* Problem
Reproduce the entries exactly.

* Dataset records
# # #

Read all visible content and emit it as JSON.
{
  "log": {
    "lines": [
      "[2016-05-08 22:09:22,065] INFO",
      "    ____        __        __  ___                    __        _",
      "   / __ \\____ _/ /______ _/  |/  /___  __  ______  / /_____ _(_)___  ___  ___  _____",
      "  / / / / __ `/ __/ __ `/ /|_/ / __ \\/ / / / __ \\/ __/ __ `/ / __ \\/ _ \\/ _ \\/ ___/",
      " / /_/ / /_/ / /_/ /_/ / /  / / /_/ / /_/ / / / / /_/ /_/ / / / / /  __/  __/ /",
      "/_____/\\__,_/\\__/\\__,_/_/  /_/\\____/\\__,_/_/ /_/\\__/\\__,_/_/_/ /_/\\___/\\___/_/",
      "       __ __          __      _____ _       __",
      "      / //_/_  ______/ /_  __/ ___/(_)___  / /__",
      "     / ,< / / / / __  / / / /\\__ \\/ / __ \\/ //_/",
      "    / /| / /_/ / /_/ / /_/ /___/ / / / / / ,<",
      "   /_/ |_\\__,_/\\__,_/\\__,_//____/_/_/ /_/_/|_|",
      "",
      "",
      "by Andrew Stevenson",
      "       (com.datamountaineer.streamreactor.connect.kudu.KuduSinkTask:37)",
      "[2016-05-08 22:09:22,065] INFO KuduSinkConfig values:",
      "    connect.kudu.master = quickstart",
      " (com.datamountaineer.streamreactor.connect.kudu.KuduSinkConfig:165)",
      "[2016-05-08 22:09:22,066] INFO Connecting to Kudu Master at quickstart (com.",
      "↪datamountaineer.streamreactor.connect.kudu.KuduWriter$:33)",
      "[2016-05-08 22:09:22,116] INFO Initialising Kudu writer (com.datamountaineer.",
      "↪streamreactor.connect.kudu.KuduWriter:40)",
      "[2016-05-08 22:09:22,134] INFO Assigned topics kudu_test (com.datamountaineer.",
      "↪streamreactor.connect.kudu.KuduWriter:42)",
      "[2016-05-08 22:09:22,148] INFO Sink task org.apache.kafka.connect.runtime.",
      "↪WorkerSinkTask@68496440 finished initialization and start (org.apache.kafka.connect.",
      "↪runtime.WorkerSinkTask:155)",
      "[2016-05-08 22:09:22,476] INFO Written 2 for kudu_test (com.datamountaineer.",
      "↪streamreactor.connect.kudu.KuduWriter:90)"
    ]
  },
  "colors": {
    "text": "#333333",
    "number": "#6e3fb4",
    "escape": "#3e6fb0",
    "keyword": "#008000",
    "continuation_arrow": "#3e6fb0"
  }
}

# # #

* Task output
Read all visible content and emit it as JSON.
{
  "log": {
    "lines": [
      "[2016-05-08 22:09:22,065] INFO",
      "    ____        __        __  ___                    __        _",
      "   / __ \\____ _/ /______ _/  |/  /___  __  ______  / /_____ _(_)___  ___  ___  _____",
      "  / / / / __ `/ __/ __ `/ /|_/ / __ \\/ / / / __ \\/ __/ __ `/ / __ \\/ _ \\/ _ \\/ ___/",
      " / /_/ / /_/ / /_/ /_/ / /  / / /_/ / /_/ / / / / /_/ /_/ / / / / /  __/  __/ /",
      "/_____/\\__,_/\\__/\\__,_/_/  /_/\\____/\\__,_/_/ /_/\\__/\\__,_/_/_/ /_/\\___/\\___/_/",
      "       __ __          __      _____ _       __",
      "      / //_/_  ______/ /_  __/ ___/(_)___  / /__",
      "     / ,< / / / / __  / / / /\\__ \\/ / __ \\/ //_/",
      "    / /| / /_/ / /_/ / /_/ /___/ / / / / / ,<",
      "   /_/ |_\\__,_/\\__,_/\\__,_//____/_/_/ /_/_/|_|",
      "",
      "",
      "by Andrew Stevenson",
      "       (com.datamountaineer.streamreactor.connect.kudu.KuduSinkTask:37)",
      "[2016-05-08 22:09:22,065] INFO KuduSinkConfig values:",
      "    connect.kudu.master = quickstart",
      " (com.datamountaineer.streamreactor.connect.kudu.KuduSinkConfig:165)",
      "[2016-05-08 22:09:22,066] INFO Connecting to Kudu Master at quickstart (com.",
      "↪datamountaineer.streamreactor.connect.kudu.KuduWriter$:33)",
      "[2016-05-08 22:09:22,116] INFO Initialising Kudu writer (com.datamountaineer.",
      "↪streamreactor.connect.kudu.KuduWriter:40)",
      "[2016-05-08 22:09:22,134] INFO Assigned topics kudu_test (com.datamountaineer.",
      "↪streamreactor.connect.kudu.KuduWriter:42)",
      "[2016-05-08 22:09:22,148] INFO Sink task org.apache.kafka.connect.runtime.",
      "↪WorkerSinkTask@68496440 finished initialization and start (org.apache.kafka.connect.",
      "↪runtime.WorkerSinkTask:155)",
      "[2016-05-08 22:09:22,476] INFO Written 2 for kudu_test (com.datamountaineer.",
      "↪streamreactor.connect.kudu.KuduWriter:90)"
    ]
  },
  "colors": {
    "text": "#333333",
    "number": "#6e3fb4",
    "escape": "#3e6fb0",
    "keyword": "#008000",
    "continuation_arrow": "#3e6fb0"
  }
}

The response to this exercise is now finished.